### Exercise input
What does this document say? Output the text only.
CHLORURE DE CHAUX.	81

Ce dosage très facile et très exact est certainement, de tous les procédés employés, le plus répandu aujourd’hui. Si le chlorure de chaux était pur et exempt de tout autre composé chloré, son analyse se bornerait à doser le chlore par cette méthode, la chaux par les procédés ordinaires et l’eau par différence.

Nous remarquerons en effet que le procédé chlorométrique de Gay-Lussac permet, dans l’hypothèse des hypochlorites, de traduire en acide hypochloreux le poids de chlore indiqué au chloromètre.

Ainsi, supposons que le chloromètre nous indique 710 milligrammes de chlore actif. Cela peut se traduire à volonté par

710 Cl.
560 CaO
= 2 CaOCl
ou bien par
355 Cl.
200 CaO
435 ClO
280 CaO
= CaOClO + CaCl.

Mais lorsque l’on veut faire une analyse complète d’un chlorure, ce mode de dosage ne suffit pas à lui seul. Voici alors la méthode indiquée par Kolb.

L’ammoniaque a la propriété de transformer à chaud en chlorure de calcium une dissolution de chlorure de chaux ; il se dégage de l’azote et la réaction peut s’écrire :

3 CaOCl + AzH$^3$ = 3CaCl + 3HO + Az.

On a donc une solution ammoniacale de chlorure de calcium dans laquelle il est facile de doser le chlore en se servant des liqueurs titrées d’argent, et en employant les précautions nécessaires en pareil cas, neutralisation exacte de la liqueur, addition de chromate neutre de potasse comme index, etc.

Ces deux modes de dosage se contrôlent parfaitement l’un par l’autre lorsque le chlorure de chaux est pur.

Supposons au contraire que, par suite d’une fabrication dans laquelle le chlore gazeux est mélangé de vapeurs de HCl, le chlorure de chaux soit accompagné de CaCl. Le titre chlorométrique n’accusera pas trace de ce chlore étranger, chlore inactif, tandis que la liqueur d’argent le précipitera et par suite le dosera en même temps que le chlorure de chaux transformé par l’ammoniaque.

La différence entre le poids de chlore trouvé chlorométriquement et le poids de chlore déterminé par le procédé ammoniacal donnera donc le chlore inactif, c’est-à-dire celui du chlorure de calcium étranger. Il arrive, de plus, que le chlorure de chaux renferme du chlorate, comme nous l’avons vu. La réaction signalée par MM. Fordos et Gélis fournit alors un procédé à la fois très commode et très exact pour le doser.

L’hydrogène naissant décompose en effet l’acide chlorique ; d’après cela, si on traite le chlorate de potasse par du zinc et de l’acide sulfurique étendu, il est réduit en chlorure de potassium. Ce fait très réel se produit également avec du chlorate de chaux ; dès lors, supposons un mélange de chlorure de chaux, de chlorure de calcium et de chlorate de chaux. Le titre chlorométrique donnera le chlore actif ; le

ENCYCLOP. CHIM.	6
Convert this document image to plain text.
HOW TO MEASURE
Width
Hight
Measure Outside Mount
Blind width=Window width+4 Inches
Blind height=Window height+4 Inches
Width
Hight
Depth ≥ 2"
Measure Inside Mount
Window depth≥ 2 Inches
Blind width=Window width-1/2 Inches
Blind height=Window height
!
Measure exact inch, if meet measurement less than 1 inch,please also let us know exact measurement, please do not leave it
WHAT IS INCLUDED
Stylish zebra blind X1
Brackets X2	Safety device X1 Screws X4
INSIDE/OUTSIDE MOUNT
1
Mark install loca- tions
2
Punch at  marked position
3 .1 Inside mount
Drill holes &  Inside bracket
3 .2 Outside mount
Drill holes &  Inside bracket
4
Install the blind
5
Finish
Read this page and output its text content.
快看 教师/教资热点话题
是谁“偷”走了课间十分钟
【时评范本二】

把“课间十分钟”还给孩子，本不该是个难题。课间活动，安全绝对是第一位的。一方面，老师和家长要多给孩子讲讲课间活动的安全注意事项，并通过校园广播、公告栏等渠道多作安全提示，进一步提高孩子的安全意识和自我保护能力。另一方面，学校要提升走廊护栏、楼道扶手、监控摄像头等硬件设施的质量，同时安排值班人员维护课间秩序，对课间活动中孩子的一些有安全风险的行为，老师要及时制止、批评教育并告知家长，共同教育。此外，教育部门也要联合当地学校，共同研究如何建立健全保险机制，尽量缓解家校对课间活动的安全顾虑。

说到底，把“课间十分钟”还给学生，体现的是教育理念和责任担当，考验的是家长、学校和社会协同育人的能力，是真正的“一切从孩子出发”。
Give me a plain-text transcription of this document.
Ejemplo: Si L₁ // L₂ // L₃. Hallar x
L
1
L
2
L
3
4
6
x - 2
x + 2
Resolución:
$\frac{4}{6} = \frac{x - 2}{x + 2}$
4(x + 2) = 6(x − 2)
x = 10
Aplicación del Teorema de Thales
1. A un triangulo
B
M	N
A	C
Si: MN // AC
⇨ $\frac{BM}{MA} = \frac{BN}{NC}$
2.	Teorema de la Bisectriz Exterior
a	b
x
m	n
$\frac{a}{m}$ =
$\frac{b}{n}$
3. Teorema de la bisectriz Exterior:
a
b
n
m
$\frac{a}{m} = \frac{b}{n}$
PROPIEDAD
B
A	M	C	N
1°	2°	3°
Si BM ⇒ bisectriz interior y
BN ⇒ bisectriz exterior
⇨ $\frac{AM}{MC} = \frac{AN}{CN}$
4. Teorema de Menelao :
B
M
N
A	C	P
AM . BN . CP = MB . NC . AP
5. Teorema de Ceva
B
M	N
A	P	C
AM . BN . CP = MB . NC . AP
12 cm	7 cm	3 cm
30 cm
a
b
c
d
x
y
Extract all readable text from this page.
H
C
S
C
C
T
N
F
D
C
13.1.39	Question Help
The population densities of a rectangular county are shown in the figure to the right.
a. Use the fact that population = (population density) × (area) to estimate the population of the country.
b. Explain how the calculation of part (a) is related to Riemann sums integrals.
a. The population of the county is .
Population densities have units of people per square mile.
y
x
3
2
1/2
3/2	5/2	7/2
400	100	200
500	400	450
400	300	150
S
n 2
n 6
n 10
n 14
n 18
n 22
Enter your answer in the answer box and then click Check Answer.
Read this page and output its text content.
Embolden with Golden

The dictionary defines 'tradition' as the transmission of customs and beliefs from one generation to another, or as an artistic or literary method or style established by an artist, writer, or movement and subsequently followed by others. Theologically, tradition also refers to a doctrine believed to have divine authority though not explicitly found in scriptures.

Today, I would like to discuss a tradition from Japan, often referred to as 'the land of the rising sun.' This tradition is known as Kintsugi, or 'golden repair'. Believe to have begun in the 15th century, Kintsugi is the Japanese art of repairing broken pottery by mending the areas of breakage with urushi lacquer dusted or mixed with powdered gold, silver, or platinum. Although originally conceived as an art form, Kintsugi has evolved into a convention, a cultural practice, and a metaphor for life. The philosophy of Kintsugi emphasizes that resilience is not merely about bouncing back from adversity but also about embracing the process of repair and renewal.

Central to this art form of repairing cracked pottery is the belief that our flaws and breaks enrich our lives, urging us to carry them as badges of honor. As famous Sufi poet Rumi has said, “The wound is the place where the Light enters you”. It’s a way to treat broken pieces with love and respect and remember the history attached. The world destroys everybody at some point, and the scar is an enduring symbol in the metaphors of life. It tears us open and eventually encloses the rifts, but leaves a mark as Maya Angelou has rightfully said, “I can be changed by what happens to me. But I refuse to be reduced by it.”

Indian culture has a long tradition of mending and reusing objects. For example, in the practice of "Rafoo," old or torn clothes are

### Directive
Repeat the records above exactly.

### Answer in full
What does this document say? Output the text only.
CHLORURE DE CHAUX.	81

Ce dosage très facile et très exact est certainement, de tous les procédés employés, le plus répandu aujourd’hui. Si le chlorure de chaux était pur et exempt de tout autre composé chloré, son analyse se bornerait à doser le chlore par cette méthode, la chaux par les procédés ordinaires et l’eau par différence.

Nous remarquerons en effet que le procédé chlorométrique de Gay-Lussac permet, dans l’hypothèse des hypochlorites, de traduire en acide hypochloreux le poids de chlore indiqué au chloromètre.

Ainsi, supposons que le chloromètre nous indique 710 milligrammes de chlore actif. Cela peut se traduire à volonté par

710 Cl.
560 CaO
= 2 CaOCl
ou bien par
355 Cl.
200 CaO
435 ClO
280 CaO
= CaOClO + CaCl.

Mais lorsque l’on veut faire une analyse complète d’un chlorure, ce mode de dosage ne suffit pas à lui seul. Voici alors la méthode indiquée par Kolb.

L’ammoniaque a la propriété de transformer à chaud en chlorure de calcium une dissolution de chlorure de chaux ; il se dégage de l’azote et la réaction peut s’écrire :

3 CaOCl + AzH$^3$ = 3CaCl + 3HO + Az.

On a donc une solution ammoniacale de chlorure de calcium dans laquelle il est facile de doser le chlore en se servant des liqueurs titrées d’argent, et en employant les précautions nécessaires en pareil cas, neutralisation exacte de la liqueur, addition de chromate neutre de potasse comme index, etc.

Ces deux modes de dosage se contrôlent parfaitement l’un par l’autre lorsque le chlorure de chaux est pur.

Supposons au contraire que, par suite d’une fabrication dans laquelle le chlore gazeux est mélangé de vapeurs de HCl, le chlorure de chaux soit accompagné de CaCl. Le titre chlorométrique n’accusera pas trace de ce chlore étranger, chlore inactif, tandis que la liqueur d’argent le précipitera et par suite le dosera en même temps que le chlorure de chaux transformé par l’ammoniaque.

La différence entre le poids de chlore trouvé chlorométriquement et le poids de chlore déterminé par le procédé ammoniacal donnera donc le chlore inactif, c’est-à-dire celui du chlorure de calcium étranger. Il arrive, de plus, que le chlorure de chaux renferme du chlorate, comme nous l’avons vu. La réaction signalée par MM. Fordos et Gélis fournit alors un procédé à la fois très commode et très exact pour le doser.

L’hydrogène naissant décompose en effet l’acide chlorique ; d’après cela, si on traite le chlorate de potasse par du zinc et de l’acide sulfurique étendu, il est réduit en chlorure de potassium. Ce fait très réel se produit également avec du chlorate de chaux ; dès lors, supposons un mélange de chlorure de chaux, de chlorure de calcium et de chlorate de chaux. Le titre chlorométrique donnera le chlore actif ; le

ENCYCLOP. CHIM.	6
Convert this document image to plain text.
HOW TO MEASURE
Width
Hight
Measure Outside Mount
Blind width=Window width+4 Inches
Blind height=Window height+4 Inches
Width
Hight
Depth ≥ 2"
Measure Inside Mount
Window depth≥ 2 Inches
Blind width=Window width-1/2 Inches
Blind height=Window height
!
Measure exact inch, if meet measurement less than 1 inch,please also let us know exact measurement, please do not leave it
WHAT IS INCLUDED
Stylish zebra blind X1
Brackets X2	Safety device X1 Screws X4
INSIDE/OUTSIDE MOUNT
1
Mark install loca- tions
2
Punch at  marked position
3 .1 Inside mount
Drill holes &  Inside bracket
3 .2 Outside mount
Drill holes &  Inside bracket
4
Install the blind
5
Finish
Read this page and output its text content.
快看 教师/教资热点话题
是谁“偷”走了课间十分钟
【时评范本二】

把“课间十分钟”还给孩子，本不该是个难题。课间活动，安全绝对是第一位的。一方面，老师和家长要多给孩子讲讲课间活动的安全注意事项，并通过校园广播、公告栏等渠道多作安全提示，进一步提高孩子的安全意识和自我保护能力。另一方面，学校要提升走廊护栏、楼道扶手、监控摄像头等硬件设施的质量，同时安排值班人员维护课间秩序，对课间活动中孩子的一些有安全风险的行为，老师要及时制止、批评教育并告知家长，共同教育。此外，教育部门也要联合当地学校，共同研究如何建立健全保险机制，尽量缓解家校对课间活动的安全顾虑。

说到底，把“课间十分钟”还给学生，体现的是教育理念和责任担当，考验的是家长、学校和社会协同育人的能力，是真正的“一切从孩子出发”。
Give me a plain-text transcription of this document.
Ejemplo: Si L₁ // L₂ // L₃. Hallar x
L
1
L
2
L
3
4
6
x - 2
x + 2
Resolución:
$\frac{4}{6} = \frac{x - 2}{x + 2}$
4(x + 2) = 6(x − 2)
x = 10
Aplicación del Teorema de Thales
1. A un triangulo
B
M	N
A	C
Si: MN // AC
⇨ $\frac{BM}{MA} = \frac{BN}{NC}$
2.	Teorema de la Bisectriz Exterior
a	b
x
m	n
$\frac{a}{m}$ =
$\frac{b}{n}$
3. Teorema de la bisectriz Exterior:
a
b
n
m
$\frac{a}{m} = \frac{b}{n}$
PROPIEDAD
B
A	M	C	N
1°	2°	3°
Si BM ⇒ bisectriz interior y
BN ⇒ bisectriz exterior
⇨ $\frac{AM}{MC} = \frac{AN}{CN}$
4. Teorema de Menelao :
B
M
N
A	C	P
AM . BN . CP = MB . NC . AP
5. Teorema de Ceva
B
M	N
A	P	C
AM . BN . CP = MB . NC . AP
12 cm	7 cm	3 cm
30 cm
a
b
c
d
x
y
Extract all readable text from this page.
H
C
S
C
C
T
N
F
D
C
13.1.39	Question Help
The population densities of a rectangular county are shown in the figure to the right.
a. Use the fact that population = (population density) × (area) to estimate the population of the country.
b. Explain how the calculation of part (a) is related to Riemann sums integrals.
a. The population of the county is .
Population densities have units of people per square mile.
y
x
3
2
1/2
3/2	5/2	7/2
400	100	200
500	400	450
400	300	150
S
n 2
n 6
n 10
n 14
n 18
n 22
Enter your answer in the answer box and then click Check Answer.
Read this page and output its text content.
Embolden with Golden

The dictionary defines 'tradition' as the transmission of customs and beliefs from one generation to another, or as an artistic or literary method or style established by an artist, writer, or movement and subsequently followed by others. Theologically, tradition also refers to a doctrine believed to have divine authority though not explicitly found in scriptures.

Today, I would like to discuss a tradition from Japan, often referred to as 'the land of the rising sun.' This tradition is known as Kintsugi, or 'golden repair'. Believe to have begun in the 15th century, Kintsugi is the Japanese art of repairing broken pottery by mending the areas of breakage with urushi lacquer dusted or mixed with powdered gold, silver, or platinum. Although originally conceived as an art form, Kintsugi has evolved into a convention, a cultural practice, and a metaphor for life. The philosophy of Kintsugi emphasizes that resilience is not merely about bouncing back from adversity but also about embracing the process of repair and renewal.

Central to this art form of repairing cracked pottery is the belief that our flaws and breaks enrich our lives, urging us to carry them as badges of honor. As famous Sufi poet Rumi has said, “The wound is the place where the Light enters you”. It’s a way to treat broken pieces with love and respect and remember the history attached. The world destroys everybody at some point, and the scar is an enduring symbol in the metaphors of life. It tears us open and eventually encloses the rifts, but leaves a mark as Maya Angelou has rightfully said, “I can be changed by what happens to me. But I refuse to be reduced by it.”

Indian culture has a long tradition of mending and reusing objects. For example, in the practice of "Rafoo," old or torn clothes are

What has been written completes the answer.